─── PROVIDED DATA ───

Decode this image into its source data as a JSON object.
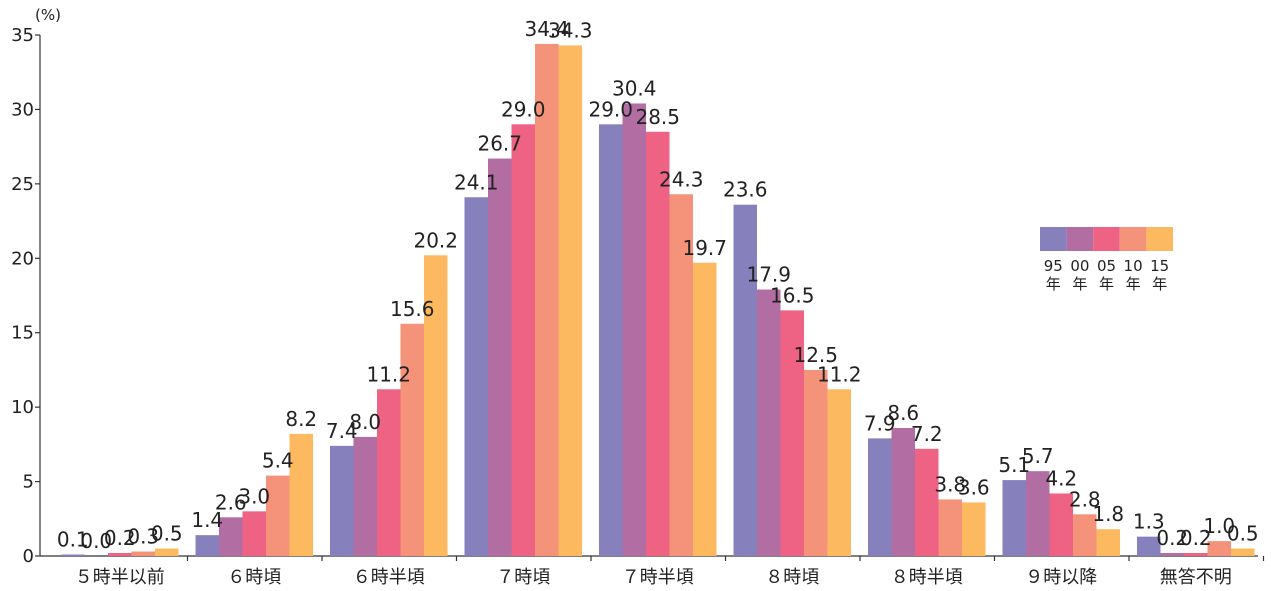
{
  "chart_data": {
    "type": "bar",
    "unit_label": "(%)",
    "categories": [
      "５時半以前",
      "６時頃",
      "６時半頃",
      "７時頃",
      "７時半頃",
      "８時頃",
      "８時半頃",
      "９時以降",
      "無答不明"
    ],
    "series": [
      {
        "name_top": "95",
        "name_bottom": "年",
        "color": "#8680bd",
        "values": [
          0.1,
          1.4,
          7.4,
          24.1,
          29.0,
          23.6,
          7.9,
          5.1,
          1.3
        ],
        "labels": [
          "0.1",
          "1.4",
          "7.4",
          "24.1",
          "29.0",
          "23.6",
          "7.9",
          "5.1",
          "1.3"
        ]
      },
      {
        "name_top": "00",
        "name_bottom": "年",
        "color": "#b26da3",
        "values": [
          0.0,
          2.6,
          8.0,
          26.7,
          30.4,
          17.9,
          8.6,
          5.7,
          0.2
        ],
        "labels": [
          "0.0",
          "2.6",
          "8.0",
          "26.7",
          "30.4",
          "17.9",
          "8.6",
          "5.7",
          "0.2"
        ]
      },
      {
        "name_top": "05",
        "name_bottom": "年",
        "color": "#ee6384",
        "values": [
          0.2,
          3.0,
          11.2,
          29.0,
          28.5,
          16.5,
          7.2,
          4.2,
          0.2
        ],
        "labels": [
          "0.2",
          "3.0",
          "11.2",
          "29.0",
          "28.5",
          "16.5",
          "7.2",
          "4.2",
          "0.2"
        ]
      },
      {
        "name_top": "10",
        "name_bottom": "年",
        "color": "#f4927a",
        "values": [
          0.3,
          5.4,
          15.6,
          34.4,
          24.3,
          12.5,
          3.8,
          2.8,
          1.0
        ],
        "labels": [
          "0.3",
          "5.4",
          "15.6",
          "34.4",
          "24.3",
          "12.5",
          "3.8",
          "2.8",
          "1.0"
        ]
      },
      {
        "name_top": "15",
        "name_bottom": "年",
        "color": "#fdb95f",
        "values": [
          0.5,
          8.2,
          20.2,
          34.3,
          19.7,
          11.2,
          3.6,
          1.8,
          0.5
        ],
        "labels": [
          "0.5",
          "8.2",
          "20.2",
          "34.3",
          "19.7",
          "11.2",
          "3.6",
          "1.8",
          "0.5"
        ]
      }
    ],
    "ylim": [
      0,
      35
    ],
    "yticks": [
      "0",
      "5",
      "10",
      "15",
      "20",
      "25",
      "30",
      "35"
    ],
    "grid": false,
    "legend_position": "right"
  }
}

───
─── PROVIDED DATA ───

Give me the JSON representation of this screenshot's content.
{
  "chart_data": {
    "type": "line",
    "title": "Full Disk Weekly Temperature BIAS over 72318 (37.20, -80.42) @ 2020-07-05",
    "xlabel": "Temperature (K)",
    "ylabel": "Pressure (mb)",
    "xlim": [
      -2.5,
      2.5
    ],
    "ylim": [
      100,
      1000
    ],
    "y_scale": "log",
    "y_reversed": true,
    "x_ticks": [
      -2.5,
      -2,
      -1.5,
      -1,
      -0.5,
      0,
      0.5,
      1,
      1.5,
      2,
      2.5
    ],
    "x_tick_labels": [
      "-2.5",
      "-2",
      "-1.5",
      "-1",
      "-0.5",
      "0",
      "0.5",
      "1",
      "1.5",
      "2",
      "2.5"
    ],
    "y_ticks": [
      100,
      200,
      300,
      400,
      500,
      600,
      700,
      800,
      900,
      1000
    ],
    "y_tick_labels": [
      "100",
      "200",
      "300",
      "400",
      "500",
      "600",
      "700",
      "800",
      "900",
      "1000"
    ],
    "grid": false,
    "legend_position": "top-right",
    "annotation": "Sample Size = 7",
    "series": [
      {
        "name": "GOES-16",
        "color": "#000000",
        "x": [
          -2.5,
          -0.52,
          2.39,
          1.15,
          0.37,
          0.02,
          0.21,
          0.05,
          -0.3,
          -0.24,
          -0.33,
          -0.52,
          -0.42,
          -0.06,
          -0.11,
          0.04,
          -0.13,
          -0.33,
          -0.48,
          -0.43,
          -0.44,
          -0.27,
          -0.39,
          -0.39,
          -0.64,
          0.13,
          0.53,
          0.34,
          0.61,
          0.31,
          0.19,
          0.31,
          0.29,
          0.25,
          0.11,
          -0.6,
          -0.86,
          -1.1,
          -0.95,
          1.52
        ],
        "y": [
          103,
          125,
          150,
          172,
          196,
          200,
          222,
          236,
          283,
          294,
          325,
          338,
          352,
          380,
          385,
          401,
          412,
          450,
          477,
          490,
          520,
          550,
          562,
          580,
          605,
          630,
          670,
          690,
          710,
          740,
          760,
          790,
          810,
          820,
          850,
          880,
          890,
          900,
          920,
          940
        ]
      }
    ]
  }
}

───

__YOUR INSTRUCTIONS__.
Copy every line that contains the string "this".

__RESPONSE__.
Decode this image into its source data as a JSON object.
Give me the JSON representation of this screenshot's content.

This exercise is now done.